** ЗАДАНИЕ A **
Изложите в двух предложениях отрывок о простоях в работе над ролями.

** ДАННЫЙ ОТРЫВОК **
____________

– Вообще? За целый год?
– Ни одной.
– Сурово. И что положило конец простою?
– «Щит». Питер Хортон режиссировал эпизод «Щита», куда я как раз проходила пробы, и он такой: «Ты, конечно, ты, обожаю тебя». Роль была гостевая, но в итоге превратилась в повторяющуюся.
– Забавно. Я всегда думала, что ты из тех, у кого постоянно есть работа, а оказывается, у тебя было немало простоев и приходилось бороться, чтобы чего-то достичь. Ты много работала, но еще ты много искала работу.
– Ну, на блюдечке с голубой каемочкой мне ничего не доставалось. Был еще и третий простой. Вот тогда-то я и подумала: «Не знаю, смогу ли жить так и дальше». Он был очень долгим.
– Когда это было?
– Сразу после сериала «Взгляды» – первого, где у меня была постоянная роль. Я получила ее и подумала: «Вот оно. У меня все получилось. Готовьте мне новый дом, и кучу новых машин, и личный самолет. Это прорыв. Это важнейшая веха, и теперь мне не придется постоянно беспокоиться». А после пяти эпизодов сериал отменили. Сняли мы тринадцать, но руководство не церемонилось. Ни телефонного звонка, ничего. А сериал был отличный. Такого удара я еще не получала. У меня случился срыв, я просто не могла выползти из той ямы, потому что поставила себе слишком высокую планку. Тогда я и подумала, что, пожалуй, стоит покончить со всем этим и найти себе другое занятие.
– И что ты сделала?
– У меня как-то выдался денек, полный джина и скверных решений. Я тогда почти свихнулась и на шесть недель уехала в Париж. И Париж мне помог. Я так отвратительно провела там время, что, вернувшись, ощутила прилив сил и была готова бороться дальше. Честно говоря, все, что нужно было, – несколько скорректировать свое отношение к делу. Через пару месяцев, а то и меньше (может, недель через шесть) я получила роль в сериале «Грязные мокрые деньги». И до сих пор с работой все довольно стабильно. Но это был самый сложный период.
С тех пор каждый раз, когда мой проект проваливается, или когда меня не берут на роль, или еще что-нибудь происходит, я нормально с этим справляюсь. А все из-за того, что удар, который я пережила из-за «Взглядов», был очень силен. Я сказала себе, что никогда больше не позволю, чтобы мне подобным образом разбили сердце. Теперь мне удается более-менее держать дистанцию.

____________

** ПРЕДОСТАВЛЕННЫЙ МАТЕРИАЛ **
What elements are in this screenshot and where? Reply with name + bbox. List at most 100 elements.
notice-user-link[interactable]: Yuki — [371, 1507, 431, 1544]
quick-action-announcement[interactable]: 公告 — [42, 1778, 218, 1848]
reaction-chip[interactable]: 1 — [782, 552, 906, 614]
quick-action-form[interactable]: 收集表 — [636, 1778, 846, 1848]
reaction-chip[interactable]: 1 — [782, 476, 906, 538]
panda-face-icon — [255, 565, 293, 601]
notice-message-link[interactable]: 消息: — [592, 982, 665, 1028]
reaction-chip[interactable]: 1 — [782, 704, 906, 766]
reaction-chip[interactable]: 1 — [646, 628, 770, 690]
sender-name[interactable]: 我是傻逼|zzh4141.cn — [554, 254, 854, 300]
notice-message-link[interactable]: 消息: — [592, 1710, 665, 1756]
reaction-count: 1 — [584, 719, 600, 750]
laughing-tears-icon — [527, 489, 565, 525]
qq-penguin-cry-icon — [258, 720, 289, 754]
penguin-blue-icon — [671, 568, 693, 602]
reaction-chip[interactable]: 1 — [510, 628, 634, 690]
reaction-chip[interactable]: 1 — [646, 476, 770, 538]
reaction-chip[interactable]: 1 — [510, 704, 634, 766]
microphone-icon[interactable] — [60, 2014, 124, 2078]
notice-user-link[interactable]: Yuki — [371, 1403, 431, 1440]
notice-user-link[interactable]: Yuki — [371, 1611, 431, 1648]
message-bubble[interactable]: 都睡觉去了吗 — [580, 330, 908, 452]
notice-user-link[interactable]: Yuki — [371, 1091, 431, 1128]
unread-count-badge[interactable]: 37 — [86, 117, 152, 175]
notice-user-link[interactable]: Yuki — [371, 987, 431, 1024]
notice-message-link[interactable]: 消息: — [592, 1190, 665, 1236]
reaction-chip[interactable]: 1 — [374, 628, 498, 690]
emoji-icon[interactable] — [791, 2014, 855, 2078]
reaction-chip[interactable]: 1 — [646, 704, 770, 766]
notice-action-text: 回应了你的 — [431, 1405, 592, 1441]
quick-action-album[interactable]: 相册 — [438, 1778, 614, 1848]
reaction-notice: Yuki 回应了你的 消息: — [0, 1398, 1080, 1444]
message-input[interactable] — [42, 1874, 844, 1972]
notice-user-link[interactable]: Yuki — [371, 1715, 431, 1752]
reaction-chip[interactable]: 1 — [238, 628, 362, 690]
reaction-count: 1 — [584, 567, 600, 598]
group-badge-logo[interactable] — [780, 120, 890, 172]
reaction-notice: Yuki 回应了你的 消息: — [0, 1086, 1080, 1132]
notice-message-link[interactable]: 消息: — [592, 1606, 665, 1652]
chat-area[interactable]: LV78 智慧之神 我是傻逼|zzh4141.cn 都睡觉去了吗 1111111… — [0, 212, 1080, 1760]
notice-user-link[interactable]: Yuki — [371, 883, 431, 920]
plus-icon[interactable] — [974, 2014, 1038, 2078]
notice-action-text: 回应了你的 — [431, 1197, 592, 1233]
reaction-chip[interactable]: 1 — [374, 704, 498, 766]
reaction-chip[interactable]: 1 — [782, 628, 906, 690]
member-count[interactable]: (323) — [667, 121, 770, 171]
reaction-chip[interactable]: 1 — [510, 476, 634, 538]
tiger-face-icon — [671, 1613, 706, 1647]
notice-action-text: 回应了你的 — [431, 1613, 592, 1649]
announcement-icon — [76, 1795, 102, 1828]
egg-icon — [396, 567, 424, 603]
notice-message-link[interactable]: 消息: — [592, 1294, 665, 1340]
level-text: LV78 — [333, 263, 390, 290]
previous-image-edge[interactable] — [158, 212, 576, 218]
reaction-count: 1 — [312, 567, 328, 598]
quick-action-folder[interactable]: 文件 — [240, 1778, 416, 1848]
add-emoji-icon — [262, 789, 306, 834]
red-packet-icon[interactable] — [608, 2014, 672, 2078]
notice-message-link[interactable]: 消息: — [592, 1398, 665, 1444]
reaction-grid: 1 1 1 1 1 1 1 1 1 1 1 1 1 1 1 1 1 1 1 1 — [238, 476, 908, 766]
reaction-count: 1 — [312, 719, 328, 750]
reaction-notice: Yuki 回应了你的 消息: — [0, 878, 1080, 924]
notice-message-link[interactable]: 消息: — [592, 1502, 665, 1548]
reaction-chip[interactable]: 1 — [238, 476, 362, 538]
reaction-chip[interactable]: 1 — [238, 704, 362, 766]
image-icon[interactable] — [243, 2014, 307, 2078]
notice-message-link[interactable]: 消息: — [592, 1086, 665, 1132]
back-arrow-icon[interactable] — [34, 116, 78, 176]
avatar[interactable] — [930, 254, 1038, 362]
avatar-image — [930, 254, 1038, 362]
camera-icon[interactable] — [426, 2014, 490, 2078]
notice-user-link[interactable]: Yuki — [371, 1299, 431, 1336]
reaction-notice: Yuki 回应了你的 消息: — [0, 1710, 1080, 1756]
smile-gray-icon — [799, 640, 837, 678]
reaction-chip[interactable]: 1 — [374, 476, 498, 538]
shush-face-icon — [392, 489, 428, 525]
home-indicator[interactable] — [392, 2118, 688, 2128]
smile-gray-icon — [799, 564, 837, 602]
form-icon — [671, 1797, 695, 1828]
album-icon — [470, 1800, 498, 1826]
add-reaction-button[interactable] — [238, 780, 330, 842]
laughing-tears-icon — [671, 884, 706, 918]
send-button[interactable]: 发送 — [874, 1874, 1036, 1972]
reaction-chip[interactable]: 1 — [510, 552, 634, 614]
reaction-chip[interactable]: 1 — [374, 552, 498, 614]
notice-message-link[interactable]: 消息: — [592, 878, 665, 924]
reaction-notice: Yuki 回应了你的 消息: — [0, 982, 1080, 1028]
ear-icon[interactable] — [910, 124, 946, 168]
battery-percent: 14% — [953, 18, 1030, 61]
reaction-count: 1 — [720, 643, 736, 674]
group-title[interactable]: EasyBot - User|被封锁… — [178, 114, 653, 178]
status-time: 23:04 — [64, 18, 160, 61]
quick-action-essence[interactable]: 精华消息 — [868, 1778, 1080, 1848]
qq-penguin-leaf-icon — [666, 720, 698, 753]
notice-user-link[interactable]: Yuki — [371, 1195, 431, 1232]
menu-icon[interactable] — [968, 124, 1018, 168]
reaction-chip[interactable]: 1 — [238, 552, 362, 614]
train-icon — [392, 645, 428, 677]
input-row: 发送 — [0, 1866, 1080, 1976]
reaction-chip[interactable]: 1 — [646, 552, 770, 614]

____________

** ЗАДАНИЕ B **
Запишите без изменений строки листинга с самого его начала до строки, содержащей «notice-message-link[interactable]: 消息: — [592, 1190, 665, 1236]», включительно.

** ПРАВИЛЬНЫЙ ОТВЕТ A **
Рассказчица говорит, что пережила несколько простоев, и самым тяжелым стал период после сериала «Взгляды», который отменили после пяти эпизодов: у нее случился срыв, и она думала бросить все и найти другое занятие. Шесть недель в Париже вернули ей силы, вскоре она получила роль в сериале «Грязные мокрые деньги», а после того удара она научилась нормально справляться с неудачами и держать дистанцию.

** ПРАВИЛЬНЫЙ ОТВЕТ B **
What elements are in this screenshot and where? Reply with name + bbox. List at most 100 elements.
notice-user-link[interactable]: Yuki — [371, 1507, 431, 1544]
quick-action-announcement[interactable]: 公告 — [42, 1778, 218, 1848]
reaction-chip[interactable]: 1 — [782, 552, 906, 614]
quick-action-form[interactable]: 收集表 — [636, 1778, 846, 1848]
reaction-chip[interactable]: 1 — [782, 476, 906, 538]
panda-face-icon — [255, 565, 293, 601]
notice-message-link[interactable]: 消息: — [592, 982, 665, 1028]
reaction-chip[interactable]: 1 — [782, 704, 906, 766]
reaction-chip[interactable]: 1 — [646, 628, 770, 690]
sender-name[interactable]: 我是傻逼|zzh4141.cn — [554, 254, 854, 300]
notice-message-link[interactable]: 消息: — [592, 1710, 665, 1756]
reaction-count: 1 — [584, 719, 600, 750]
laughing-tears-icon — [527, 489, 565, 525]
qq-penguin-cry-icon — [258, 720, 289, 754]
penguin-blue-icon — [671, 568, 693, 602]
reaction-chip[interactable]: 1 — [510, 628, 634, 690]
reaction-chip[interactable]: 1 — [646, 476, 770, 538]
reaction-chip[interactable]: 1 — [510, 704, 634, 766]
microphone-icon[interactable] — [60, 2014, 124, 2078]
notice-user-link[interactable]: Yuki — [371, 1403, 431, 1440]
notice-user-link[interactable]: Yuki — [371, 1611, 431, 1648]
message-bubble[interactable]: 都睡觉去了吗 — [580, 330, 908, 452]
notice-user-link[interactable]: Yuki — [371, 1091, 431, 1128]
unread-count-badge[interactable]: 37 — [86, 117, 152, 175]
notice-user-link[interactable]: Yuki — [371, 987, 431, 1024]
notice-message-link[interactable]: 消息: — [592, 1190, 665, 1236]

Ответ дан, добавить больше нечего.